-- start --
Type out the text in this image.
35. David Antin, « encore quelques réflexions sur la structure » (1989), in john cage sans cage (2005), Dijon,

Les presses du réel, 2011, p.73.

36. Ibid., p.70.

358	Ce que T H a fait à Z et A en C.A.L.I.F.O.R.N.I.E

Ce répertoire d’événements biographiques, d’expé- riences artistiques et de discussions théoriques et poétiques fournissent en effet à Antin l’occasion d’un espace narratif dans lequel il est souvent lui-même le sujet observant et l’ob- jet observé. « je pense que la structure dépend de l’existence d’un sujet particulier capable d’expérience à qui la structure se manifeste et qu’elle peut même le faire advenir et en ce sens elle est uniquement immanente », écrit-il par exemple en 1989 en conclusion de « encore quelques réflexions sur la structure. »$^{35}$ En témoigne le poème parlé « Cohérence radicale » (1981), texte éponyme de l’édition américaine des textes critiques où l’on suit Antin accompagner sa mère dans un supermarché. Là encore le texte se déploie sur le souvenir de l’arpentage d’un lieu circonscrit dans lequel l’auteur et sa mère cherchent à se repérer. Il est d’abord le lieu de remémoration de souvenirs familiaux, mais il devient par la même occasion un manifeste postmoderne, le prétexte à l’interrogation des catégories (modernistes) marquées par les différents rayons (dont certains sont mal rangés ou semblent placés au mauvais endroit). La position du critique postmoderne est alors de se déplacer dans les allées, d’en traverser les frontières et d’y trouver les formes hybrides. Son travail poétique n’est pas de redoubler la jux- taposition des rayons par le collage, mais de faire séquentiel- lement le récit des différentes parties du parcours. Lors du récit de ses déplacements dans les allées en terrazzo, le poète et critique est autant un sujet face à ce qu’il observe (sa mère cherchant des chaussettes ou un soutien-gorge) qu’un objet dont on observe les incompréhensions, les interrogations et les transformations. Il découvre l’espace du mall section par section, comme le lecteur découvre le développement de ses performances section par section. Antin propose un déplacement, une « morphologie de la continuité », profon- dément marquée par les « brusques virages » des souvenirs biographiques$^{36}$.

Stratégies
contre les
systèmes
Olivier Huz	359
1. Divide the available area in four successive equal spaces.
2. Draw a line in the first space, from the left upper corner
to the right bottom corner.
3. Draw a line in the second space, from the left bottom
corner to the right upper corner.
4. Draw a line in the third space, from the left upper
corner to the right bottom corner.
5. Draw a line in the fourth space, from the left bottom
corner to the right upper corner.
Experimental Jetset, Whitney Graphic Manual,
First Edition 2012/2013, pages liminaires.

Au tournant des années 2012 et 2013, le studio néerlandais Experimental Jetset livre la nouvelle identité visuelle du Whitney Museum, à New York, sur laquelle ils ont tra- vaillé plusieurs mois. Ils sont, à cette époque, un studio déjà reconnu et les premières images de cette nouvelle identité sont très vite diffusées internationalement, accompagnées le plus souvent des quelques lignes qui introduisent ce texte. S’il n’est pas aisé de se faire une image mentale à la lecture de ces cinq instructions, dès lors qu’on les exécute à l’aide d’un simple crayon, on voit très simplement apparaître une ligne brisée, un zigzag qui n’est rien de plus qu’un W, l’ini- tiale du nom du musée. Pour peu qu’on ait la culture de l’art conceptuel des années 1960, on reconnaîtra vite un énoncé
-- end --
Print the listing above in its entirety, with every line exact.

Type out the text in this image.
35. David Antin, « encore quelques réflexions sur la structure » (1989), in john cage sans cage (2005), Dijon,

Les presses du réel, 2011, p.73.

36. Ibid., p.70.

358	Ce que T H a fait à Z et A en C.A.L.I.F.O.R.N.I.E

Ce répertoire d’événements biographiques, d’expé- riences artistiques et de discussions théoriques et poétiques fournissent en effet à Antin l’occasion d’un espace narratif dans lequel il est souvent lui-même le sujet observant et l’ob- jet observé. « je pense que la structure dépend de l’existence d’un sujet particulier capable d’expérience à qui la structure se manifeste et qu’elle peut même le faire advenir et en ce sens elle est uniquement immanente », écrit-il par exemple en 1989 en conclusion de « encore quelques réflexions sur la structure. »$^{35}$ En témoigne le poème parlé « Cohérence radicale » (1981), texte éponyme de l’édition américaine des textes critiques où l’on suit Antin accompagner sa mère dans un supermarché. Là encore le texte se déploie sur le souvenir de l’arpentage d’un lieu circonscrit dans lequel l’auteur et sa mère cherchent à se repérer. Il est d’abord le lieu de remémoration de souvenirs familiaux, mais il devient par la même occasion un manifeste postmoderne, le prétexte à l’interrogation des catégories (modernistes) marquées par les différents rayons (dont certains sont mal rangés ou semblent placés au mauvais endroit). La position du critique postmoderne est alors de se déplacer dans les allées, d’en traverser les frontières et d’y trouver les formes hybrides. Son travail poétique n’est pas de redoubler la jux- taposition des rayons par le collage, mais de faire séquentiel- lement le récit des différentes parties du parcours. Lors du récit de ses déplacements dans les allées en terrazzo, le poète et critique est autant un sujet face à ce qu’il observe (sa mère cherchant des chaussettes ou un soutien-gorge) qu’un objet dont on observe les incompréhensions, les interrogations et les transformations. Il découvre l’espace du mall section par section, comme le lecteur découvre le développement de ses performances section par section. Antin propose un déplacement, une « morphologie de la continuité », profon- dément marquée par les « brusques virages » des souvenirs biographiques$^{36}$.

Stratégies
contre les
systèmes
Olivier Huz	359
1. Divide the available area in four successive equal spaces.
2. Draw a line in the first space, from the left upper corner
to the right bottom corner.
3. Draw a line in the second space, from the left bottom
corner to the right upper corner.
4. Draw a line in the third space, from the left upper
corner to the right bottom corner.
5. Draw a line in the fourth space, from the left bottom
corner to the right upper corner.
Experimental Jetset, Whitney Graphic Manual,
First Edition 2012/2013, pages liminaires.

Au tournant des années 2012 et 2013, le studio néerlandais Experimental Jetset livre la nouvelle identité visuelle du Whitney Museum, à New York, sur laquelle ils ont tra- vaillé plusieurs mois. Ils sont, à cette époque, un studio déjà reconnu et les premières images de cette nouvelle identité sont très vite diffusées internationalement, accompagnées le plus souvent des quelques lignes qui introduisent ce texte. S’il n’est pas aisé de se faire une image mentale à la lecture de ces cinq instructions, dès lors qu’on les exécute à l’aide d’un simple crayon, on voit très simplement apparaître une ligne brisée, un zigzag qui n’est rien de plus qu’un W, l’ini- tiale du nom du musée. Pour peu qu’on ait la culture de l’art conceptuel des années 1960, on reconnaîtra vite un énoncé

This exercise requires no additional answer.